- _To do_
Find every line below that contains the word "cena" and copy it out.

+===+

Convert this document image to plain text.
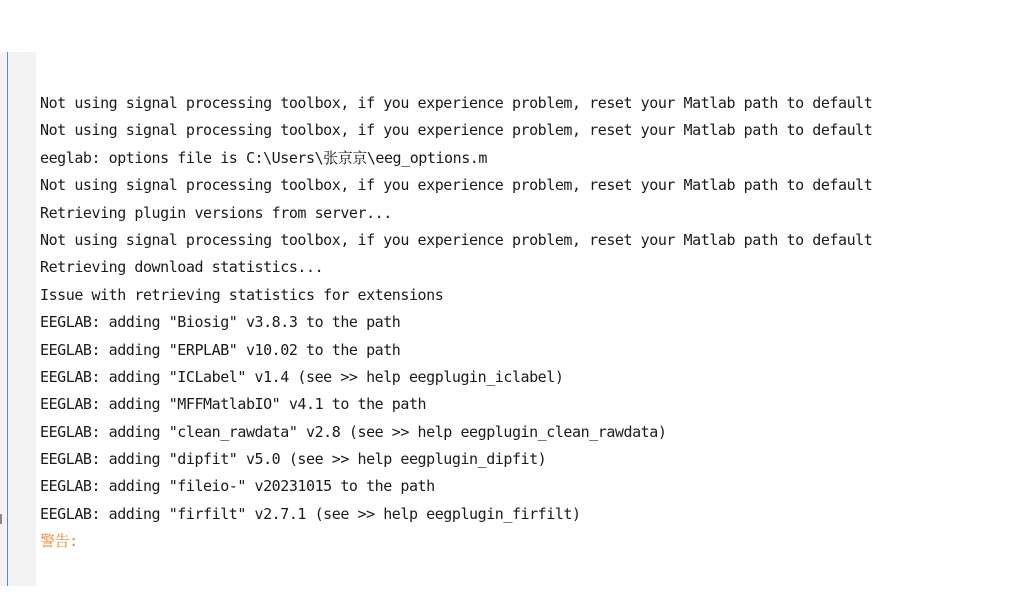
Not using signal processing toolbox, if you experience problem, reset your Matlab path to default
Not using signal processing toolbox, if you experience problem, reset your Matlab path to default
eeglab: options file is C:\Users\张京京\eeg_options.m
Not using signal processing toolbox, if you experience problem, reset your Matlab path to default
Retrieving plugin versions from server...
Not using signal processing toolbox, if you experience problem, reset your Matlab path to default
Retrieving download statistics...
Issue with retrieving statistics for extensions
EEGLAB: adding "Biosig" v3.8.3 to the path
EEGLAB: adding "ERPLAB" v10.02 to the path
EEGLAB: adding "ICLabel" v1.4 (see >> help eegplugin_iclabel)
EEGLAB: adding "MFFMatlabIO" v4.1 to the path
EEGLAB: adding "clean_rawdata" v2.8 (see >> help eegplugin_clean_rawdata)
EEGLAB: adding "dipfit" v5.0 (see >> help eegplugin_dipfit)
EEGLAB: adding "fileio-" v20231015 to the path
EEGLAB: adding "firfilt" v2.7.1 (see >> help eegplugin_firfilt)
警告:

+===+

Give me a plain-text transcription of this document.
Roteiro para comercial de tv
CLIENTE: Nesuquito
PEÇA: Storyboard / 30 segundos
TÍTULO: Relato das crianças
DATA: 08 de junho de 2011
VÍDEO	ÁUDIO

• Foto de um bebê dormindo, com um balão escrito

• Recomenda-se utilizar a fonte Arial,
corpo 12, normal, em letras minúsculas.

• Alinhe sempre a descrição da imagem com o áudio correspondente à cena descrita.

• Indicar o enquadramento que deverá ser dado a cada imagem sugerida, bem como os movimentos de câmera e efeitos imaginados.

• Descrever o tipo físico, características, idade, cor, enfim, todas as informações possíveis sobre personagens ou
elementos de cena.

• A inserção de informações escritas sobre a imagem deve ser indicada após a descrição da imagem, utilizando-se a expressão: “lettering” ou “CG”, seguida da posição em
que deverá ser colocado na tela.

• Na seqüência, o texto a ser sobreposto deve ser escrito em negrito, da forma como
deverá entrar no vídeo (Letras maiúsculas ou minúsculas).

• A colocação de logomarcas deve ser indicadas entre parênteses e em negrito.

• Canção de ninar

+===+

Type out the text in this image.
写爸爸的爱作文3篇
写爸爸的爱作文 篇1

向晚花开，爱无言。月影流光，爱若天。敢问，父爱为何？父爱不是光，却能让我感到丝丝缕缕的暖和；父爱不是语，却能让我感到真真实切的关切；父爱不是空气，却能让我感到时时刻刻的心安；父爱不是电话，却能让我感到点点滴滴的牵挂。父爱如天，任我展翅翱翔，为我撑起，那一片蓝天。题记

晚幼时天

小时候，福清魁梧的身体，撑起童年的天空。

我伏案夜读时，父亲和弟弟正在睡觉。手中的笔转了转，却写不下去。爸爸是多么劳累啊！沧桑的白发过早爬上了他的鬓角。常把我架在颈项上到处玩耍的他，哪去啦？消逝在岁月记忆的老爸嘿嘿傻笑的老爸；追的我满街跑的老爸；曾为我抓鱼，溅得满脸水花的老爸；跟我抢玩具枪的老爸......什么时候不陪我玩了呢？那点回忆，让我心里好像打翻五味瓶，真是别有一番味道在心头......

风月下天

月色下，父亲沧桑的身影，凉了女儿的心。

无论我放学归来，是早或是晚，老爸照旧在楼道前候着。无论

+===+

- _Solution for this exercise_
• Alinhe sempre a descrição da imagem com o áudio correspondente à cena descrita.
elementos de cena.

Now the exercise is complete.